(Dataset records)
----
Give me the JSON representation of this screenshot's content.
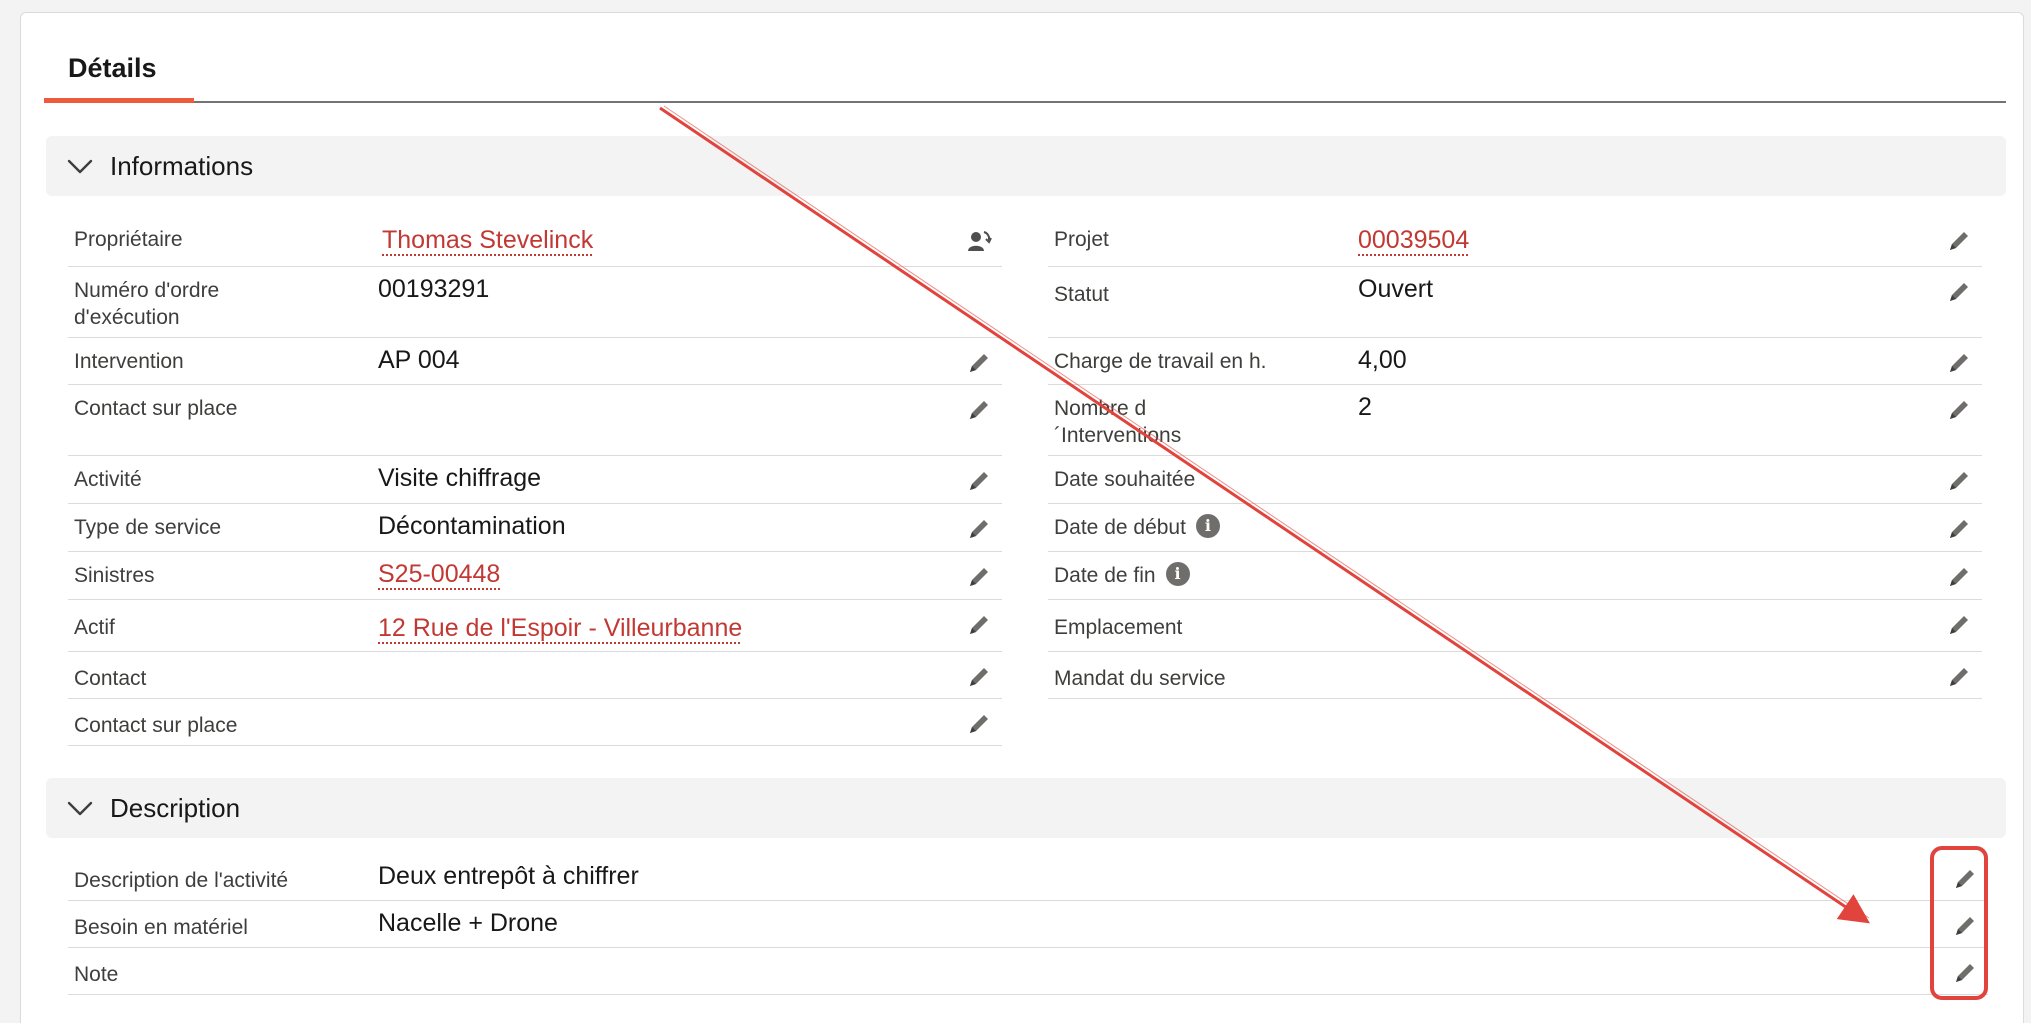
{
  "tabs": {
    "details_label": "Détails"
  },
  "sections": {
    "informations": "Informations",
    "description": "Description"
  },
  "left_fields": [
    {
      "label": "Propriétaire",
      "value": "Thomas Stevelinck",
      "link": true,
      "icon": "change-owner-icon"
    },
    {
      "label": "Numéro d'ordre d'exécution",
      "value": "00193291",
      "link": false,
      "icon": ""
    },
    {
      "label": "Intervention",
      "value": "AP 004",
      "link": false,
      "icon": "pencil-icon"
    },
    {
      "label": "Contact sur place",
      "value": "",
      "link": false,
      "icon": "pencil-icon"
    },
    {
      "label": "Activité",
      "value": "Visite chiffrage",
      "link": false,
      "icon": "pencil-icon"
    },
    {
      "label": "Type de service",
      "value": "Décontamination",
      "link": false,
      "icon": "pencil-icon"
    },
    {
      "label": "Sinistres",
      "value": "S25-00448",
      "link": true,
      "icon": "pencil-icon"
    },
    {
      "label": "Actif",
      "value": "12 Rue de l'Espoir - Villeurbanne",
      "link": true,
      "icon": "pencil-icon"
    },
    {
      "label": "Contact",
      "value": "",
      "link": false,
      "icon": "pencil-icon"
    },
    {
      "label": "Contact sur place",
      "value": "",
      "link": false,
      "icon": "pencil-icon"
    }
  ],
  "right_fields": [
    {
      "label": "Projet",
      "value": "00039504",
      "link": true,
      "icon": "pencil-icon"
    },
    {
      "label": "Statut",
      "value": "Ouvert",
      "link": false,
      "icon": "pencil-icon"
    },
    {
      "label": "Charge de travail en h.",
      "value": "4,00",
      "link": false,
      "icon": "pencil-icon"
    },
    {
      "label": "Nombre d ´Interventions",
      "value": "2",
      "link": false,
      "icon": "pencil-icon"
    },
    {
      "label": "Date souhaitée",
      "value": "",
      "link": false,
      "icon": "pencil-icon"
    },
    {
      "label": "Date de début",
      "value": "",
      "link": false,
      "icon": "pencil-icon",
      "info": true
    },
    {
      "label": "Date de fin",
      "value": "",
      "link": false,
      "icon": "pencil-icon",
      "info": true
    },
    {
      "label": "Emplacement",
      "value": "",
      "link": false,
      "icon": "pencil-icon"
    },
    {
      "label": "Mandat du service",
      "value": "",
      "link": false,
      "icon": "pencil-icon"
    }
  ],
  "description_fields": [
    {
      "label": "Description de l'activité",
      "value": "Deux entrepôt à chiffrer",
      "icon": "pencil-icon"
    },
    {
      "label": "Besoin en matériel",
      "value": "Nacelle + Drone",
      "icon": "pencil-icon"
    },
    {
      "label": "Note",
      "value": "",
      "icon": "pencil-icon"
    }
  ],
  "info_glyph": "i",
  "colors": {
    "accent": "#ee5a3c",
    "link": "#c23934",
    "annotation": "#e0443c"
  }
}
----
### Problem to work on
Transcribe the material exactly, and leave out whatever pictures it holds.

### Response
Give me the JSON representation of this screenshot's content.
{
  "tabs": {
    "details_label": "Détails"
  },
  "sections": {
    "informations": "Informations",
    "description": "Description"
  },
  "left_fields": [
    {
      "label": "Propriétaire",
      "value": "Thomas Stevelinck",
      "link": true,
      "icon": "change-owner-icon"
    },
    {
      "label": "Numéro d'ordre d'exécution",
      "value": "00193291",
      "link": false,
      "icon": ""
    },
    {
      "label": "Intervention",
      "value": "AP 004",
      "link": false,
      "icon": "pencil-icon"
    },
    {
      "label": "Contact sur place",
      "value": "",
      "link": false,
      "icon": "pencil-icon"
    },
    {
      "label": "Activité",
      "value": "Visite chiffrage",
      "link": false,
      "icon": "pencil-icon"
    },
    {
      "label": "Type de service",
      "value": "Décontamination",
      "link": false,
      "icon": "pencil-icon"
    },
    {
      "label": "Sinistres",
      "value": "S25-00448",
      "link": true,
      "icon": "pencil-icon"
    },
    {
      "label": "Actif",
      "value": "12 Rue de l'Espoir - Villeurbanne",
      "link": true,
      "icon": "pencil-icon"
    },
    {
      "label": "Contact",
      "value": "",
      "link": false,
      "icon": "pencil-icon"
    },
    {
      "label": "Contact sur place",
      "value": "",
      "link": false,
      "icon": "pencil-icon"
    }
  ],
  "right_fields": [
    {
      "label": "Projet",
      "value": "00039504",
      "link": true,
      "icon": "pencil-icon"
    },
    {
      "label": "Statut",
      "value": "Ouvert",
      "link": false,
      "icon": "pencil-icon"
    },
    {
      "label": "Charge de travail en h.",
      "value": "4,00",
      "link": false,
      "icon": "pencil-icon"
    },
    {
      "label": "Nombre d ´Interventions",
      "value": "2",
      "link": false,
      "icon": "pencil-icon"
    },
    {
      "label": "Date souhaitée",
      "value": "",
      "link": false,
      "icon": "pencil-icon"
    },
    {
      "label": "Date de début",
      "value": "",
      "link": false,
      "icon": "pencil-icon",
      "info": true
    },
    {
      "label": "Date de fin",
      "value": "",
      "link": false,
      "icon": "pencil-icon",
      "info": true
    },
    {
      "label": "Emplacement",
      "value": "",
      "link": false,
      "icon": "pencil-icon"
    },
    {
      "label": "Mandat du service",
      "value": "",
      "link": false,
      "icon": "pencil-icon"
    }
  ],
  "description_fields": [
    {
      "label": "Description de l'activité",
      "value": "Deux entrepôt à chiffrer",
      "icon": "pencil-icon"
    },
    {
      "label": "Besoin en matériel",
      "value": "Nacelle + Drone",
      "icon": "pencil-icon"
    },
    {
      "label": "Note",
      "value": "",
      "icon": "pencil-icon"
    }
  ],
  "info_glyph": "i",
  "colors": {
    "accent": "#ee5a3c",
    "link": "#c23934",
    "annotation": "#e0443c"
  }
}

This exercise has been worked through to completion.